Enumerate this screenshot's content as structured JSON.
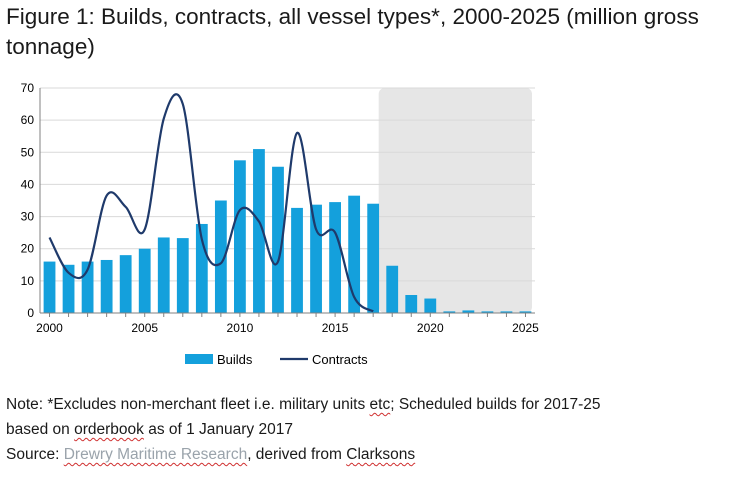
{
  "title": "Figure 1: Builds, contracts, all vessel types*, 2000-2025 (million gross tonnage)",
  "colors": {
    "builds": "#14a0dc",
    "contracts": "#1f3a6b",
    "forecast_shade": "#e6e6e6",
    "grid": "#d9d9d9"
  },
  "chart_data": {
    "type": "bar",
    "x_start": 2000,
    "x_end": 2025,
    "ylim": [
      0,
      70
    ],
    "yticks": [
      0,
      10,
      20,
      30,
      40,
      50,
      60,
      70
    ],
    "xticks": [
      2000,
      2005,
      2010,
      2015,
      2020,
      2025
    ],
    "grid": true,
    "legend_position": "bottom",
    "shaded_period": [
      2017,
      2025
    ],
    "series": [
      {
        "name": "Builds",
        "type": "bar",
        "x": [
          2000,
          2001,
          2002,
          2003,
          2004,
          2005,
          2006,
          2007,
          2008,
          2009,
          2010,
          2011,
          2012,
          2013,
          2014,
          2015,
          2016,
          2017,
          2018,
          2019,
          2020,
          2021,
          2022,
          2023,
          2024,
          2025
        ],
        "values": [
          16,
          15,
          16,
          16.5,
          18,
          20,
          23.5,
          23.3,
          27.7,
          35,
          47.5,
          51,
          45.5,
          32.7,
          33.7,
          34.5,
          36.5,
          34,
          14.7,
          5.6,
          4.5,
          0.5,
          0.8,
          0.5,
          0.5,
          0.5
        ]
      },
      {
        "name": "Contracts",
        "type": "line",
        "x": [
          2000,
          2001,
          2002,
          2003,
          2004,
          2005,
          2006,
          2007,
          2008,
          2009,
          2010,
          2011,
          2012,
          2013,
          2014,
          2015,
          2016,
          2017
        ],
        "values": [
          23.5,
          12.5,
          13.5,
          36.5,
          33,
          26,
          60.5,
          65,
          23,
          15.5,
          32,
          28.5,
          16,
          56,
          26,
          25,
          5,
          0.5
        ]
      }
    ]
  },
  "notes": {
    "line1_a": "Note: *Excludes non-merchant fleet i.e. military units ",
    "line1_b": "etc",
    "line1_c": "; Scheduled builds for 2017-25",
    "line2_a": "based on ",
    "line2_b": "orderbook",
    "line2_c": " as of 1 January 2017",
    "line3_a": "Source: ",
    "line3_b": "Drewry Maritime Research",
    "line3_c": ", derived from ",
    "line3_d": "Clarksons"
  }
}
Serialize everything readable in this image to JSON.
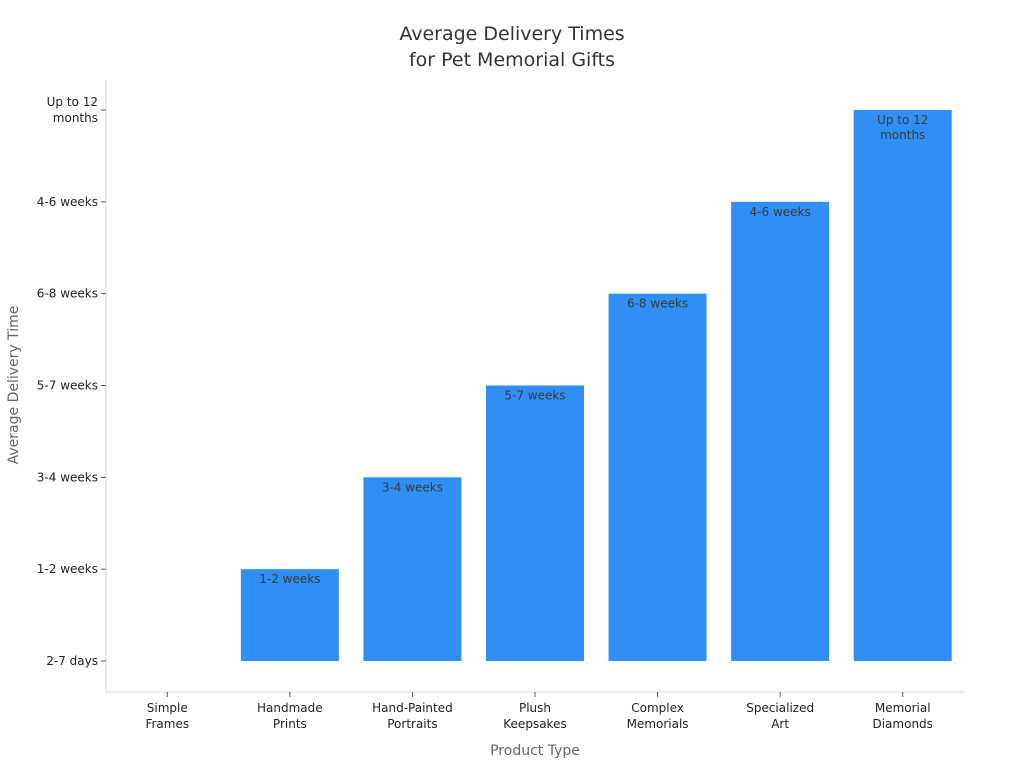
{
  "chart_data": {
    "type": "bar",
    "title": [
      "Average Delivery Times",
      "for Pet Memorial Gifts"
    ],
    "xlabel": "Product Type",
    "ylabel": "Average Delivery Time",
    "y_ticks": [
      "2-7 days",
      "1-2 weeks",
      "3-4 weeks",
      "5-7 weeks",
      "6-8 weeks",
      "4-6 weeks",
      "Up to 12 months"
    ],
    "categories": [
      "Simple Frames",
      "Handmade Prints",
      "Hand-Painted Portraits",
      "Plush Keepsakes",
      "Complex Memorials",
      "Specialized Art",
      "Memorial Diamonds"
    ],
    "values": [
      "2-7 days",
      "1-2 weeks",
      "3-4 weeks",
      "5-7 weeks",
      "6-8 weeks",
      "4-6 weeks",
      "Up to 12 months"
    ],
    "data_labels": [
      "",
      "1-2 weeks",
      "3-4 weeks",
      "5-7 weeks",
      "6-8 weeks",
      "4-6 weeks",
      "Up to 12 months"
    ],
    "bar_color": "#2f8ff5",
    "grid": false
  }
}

------

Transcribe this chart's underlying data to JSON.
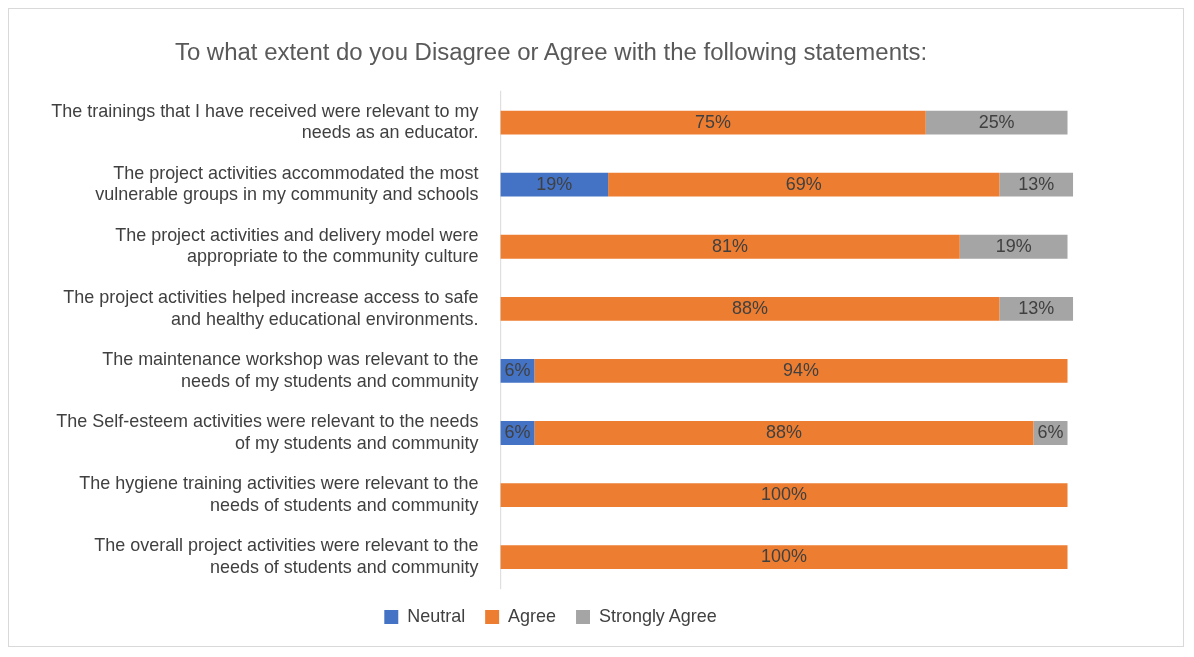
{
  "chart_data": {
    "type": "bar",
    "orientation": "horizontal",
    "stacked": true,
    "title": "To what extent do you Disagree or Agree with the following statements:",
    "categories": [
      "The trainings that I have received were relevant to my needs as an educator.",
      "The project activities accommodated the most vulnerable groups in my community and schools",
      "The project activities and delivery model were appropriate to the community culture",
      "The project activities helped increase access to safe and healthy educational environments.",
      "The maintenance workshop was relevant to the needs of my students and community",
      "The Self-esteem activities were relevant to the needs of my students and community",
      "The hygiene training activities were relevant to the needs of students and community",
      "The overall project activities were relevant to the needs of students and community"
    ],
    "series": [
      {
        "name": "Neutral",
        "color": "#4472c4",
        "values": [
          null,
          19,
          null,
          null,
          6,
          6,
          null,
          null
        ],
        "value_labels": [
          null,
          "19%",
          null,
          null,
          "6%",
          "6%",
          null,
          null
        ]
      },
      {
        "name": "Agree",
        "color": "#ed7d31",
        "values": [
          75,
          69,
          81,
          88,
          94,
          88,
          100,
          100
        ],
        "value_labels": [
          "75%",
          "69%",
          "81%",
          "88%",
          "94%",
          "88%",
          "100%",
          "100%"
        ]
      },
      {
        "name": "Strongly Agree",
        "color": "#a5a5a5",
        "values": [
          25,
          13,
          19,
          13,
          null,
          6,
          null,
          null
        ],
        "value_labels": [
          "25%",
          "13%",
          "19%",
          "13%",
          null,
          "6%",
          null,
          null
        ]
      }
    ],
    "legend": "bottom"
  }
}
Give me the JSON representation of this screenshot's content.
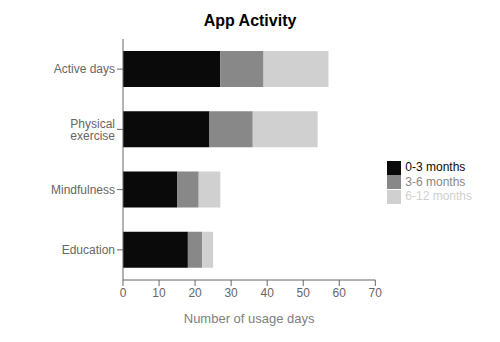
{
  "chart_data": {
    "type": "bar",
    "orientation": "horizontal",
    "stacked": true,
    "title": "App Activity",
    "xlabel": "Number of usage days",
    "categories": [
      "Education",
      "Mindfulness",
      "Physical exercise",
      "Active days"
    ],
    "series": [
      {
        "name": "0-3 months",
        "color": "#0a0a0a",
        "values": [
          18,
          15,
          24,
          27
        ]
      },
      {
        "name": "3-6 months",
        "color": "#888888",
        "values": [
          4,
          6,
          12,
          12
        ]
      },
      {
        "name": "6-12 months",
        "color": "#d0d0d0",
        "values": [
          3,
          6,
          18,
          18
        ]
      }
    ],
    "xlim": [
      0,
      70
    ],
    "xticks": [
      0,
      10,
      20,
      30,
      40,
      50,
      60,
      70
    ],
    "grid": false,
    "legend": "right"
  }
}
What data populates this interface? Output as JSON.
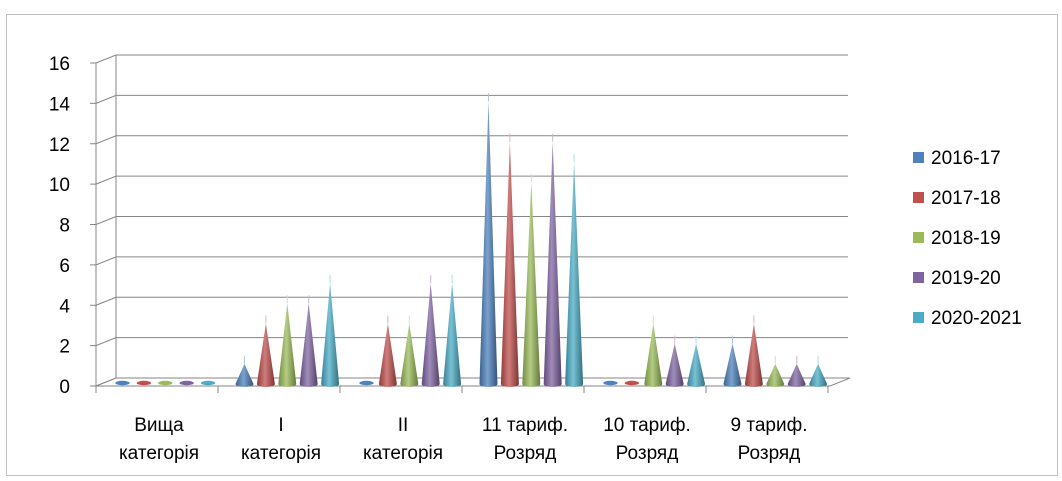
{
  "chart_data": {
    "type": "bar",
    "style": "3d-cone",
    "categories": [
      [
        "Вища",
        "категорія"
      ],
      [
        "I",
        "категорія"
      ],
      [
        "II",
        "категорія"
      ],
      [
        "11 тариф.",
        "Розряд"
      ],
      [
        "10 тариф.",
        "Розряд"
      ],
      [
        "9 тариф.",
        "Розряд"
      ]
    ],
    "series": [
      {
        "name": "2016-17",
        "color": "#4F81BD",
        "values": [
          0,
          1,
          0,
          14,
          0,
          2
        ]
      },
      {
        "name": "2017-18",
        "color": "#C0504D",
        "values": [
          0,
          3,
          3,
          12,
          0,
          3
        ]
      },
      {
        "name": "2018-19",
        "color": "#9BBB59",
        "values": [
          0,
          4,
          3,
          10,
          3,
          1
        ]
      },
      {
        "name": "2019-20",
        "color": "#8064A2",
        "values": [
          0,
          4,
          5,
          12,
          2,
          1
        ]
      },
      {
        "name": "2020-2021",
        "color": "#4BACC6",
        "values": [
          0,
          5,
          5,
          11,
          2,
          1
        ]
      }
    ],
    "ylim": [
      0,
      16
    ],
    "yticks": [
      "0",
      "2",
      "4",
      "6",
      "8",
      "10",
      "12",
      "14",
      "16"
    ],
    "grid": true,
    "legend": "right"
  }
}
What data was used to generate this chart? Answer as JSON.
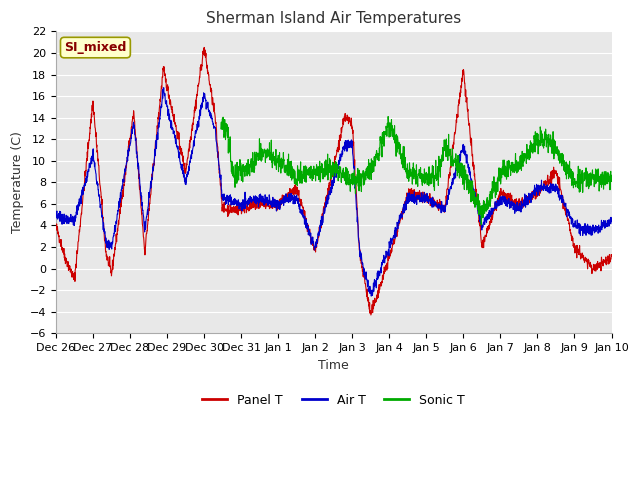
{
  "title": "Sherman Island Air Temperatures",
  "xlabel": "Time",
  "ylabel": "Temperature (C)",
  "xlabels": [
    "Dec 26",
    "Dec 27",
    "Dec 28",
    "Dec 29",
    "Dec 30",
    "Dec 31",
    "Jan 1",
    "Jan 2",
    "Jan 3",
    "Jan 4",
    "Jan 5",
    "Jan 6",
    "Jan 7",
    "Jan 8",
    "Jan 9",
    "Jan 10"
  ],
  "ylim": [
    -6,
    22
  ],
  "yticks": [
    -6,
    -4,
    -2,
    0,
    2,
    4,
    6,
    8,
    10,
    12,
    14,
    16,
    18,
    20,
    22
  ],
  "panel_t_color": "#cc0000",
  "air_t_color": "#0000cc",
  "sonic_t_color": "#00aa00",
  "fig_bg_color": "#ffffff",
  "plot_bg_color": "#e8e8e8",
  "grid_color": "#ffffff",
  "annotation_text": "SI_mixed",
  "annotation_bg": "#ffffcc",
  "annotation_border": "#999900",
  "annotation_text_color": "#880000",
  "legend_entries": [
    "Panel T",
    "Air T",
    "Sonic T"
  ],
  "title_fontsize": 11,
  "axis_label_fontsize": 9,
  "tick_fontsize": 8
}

------

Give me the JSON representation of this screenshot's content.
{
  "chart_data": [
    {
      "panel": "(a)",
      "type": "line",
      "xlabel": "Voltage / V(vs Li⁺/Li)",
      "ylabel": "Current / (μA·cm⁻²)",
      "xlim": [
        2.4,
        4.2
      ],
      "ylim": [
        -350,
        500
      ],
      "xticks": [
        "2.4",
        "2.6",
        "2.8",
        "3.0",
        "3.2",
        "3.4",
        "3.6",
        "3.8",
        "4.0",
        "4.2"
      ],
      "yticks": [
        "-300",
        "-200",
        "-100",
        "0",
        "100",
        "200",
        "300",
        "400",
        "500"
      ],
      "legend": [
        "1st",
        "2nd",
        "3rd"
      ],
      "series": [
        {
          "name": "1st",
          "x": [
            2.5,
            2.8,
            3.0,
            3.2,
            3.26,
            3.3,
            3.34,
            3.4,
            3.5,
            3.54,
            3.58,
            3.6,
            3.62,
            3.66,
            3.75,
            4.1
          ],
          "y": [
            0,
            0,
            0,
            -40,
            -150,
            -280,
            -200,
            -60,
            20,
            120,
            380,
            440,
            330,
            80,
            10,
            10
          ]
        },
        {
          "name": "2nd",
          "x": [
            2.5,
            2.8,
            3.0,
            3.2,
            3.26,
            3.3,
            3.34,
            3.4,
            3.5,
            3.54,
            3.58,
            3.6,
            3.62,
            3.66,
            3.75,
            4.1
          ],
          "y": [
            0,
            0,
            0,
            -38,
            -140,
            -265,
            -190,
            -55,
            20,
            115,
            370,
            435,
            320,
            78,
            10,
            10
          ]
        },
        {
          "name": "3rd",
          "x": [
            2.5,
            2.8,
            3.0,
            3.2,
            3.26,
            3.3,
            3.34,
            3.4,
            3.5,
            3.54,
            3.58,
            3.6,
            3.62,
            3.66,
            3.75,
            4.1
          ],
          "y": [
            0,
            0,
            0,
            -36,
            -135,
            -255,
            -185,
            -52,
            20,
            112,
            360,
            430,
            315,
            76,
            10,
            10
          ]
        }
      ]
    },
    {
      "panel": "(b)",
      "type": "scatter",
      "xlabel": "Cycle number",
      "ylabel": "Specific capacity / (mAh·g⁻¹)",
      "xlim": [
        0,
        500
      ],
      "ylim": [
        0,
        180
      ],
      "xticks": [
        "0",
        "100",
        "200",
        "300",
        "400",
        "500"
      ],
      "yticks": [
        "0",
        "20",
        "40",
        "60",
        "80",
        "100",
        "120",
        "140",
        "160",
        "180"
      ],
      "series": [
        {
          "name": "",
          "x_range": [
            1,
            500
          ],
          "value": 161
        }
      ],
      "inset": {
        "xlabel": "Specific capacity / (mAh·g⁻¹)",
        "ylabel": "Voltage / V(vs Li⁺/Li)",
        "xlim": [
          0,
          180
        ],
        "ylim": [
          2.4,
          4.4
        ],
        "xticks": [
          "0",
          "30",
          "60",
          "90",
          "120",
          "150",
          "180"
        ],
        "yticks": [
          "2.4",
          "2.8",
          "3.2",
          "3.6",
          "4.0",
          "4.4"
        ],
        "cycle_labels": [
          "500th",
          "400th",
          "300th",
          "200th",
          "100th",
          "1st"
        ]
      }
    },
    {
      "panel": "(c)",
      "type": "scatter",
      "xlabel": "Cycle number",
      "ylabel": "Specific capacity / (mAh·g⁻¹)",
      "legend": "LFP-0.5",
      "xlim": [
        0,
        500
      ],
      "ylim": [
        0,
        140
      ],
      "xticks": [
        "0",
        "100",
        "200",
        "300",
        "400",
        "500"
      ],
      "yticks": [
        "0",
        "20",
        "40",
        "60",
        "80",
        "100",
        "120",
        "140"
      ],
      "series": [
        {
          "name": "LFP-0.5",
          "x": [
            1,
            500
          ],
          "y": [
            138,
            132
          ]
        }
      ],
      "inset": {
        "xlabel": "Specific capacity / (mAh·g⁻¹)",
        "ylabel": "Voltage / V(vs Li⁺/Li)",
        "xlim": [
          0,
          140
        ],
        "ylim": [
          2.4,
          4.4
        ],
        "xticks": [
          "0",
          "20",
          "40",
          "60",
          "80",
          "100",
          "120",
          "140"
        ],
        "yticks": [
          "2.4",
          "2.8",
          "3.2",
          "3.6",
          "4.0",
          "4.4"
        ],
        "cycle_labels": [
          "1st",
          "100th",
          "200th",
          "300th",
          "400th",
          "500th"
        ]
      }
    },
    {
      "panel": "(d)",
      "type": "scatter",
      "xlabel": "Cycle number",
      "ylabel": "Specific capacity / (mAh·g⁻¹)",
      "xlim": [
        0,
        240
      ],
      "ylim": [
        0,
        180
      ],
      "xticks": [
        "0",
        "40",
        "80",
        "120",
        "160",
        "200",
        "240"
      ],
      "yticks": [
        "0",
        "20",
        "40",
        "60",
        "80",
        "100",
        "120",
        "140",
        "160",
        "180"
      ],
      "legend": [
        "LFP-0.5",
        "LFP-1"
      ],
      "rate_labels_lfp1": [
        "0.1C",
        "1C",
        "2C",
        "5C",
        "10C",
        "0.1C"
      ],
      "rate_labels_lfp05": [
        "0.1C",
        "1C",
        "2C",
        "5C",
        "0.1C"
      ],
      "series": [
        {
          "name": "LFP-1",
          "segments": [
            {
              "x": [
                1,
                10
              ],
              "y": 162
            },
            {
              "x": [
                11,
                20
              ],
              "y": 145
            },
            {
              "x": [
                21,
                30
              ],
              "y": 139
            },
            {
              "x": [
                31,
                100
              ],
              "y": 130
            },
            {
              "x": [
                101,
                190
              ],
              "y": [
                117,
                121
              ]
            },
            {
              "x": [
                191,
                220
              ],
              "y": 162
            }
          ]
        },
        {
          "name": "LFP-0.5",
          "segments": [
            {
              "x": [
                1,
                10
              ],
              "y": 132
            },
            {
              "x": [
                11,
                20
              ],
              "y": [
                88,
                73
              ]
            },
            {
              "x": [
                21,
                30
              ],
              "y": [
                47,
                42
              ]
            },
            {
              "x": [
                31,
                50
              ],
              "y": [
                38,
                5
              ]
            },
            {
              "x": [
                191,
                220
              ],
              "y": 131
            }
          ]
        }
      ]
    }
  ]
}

------

### WORK TO COMPLETE
Say how many lines of the data include the word "Agree". Nothing other than the number should be given.

### EXERCISE ANSWER
3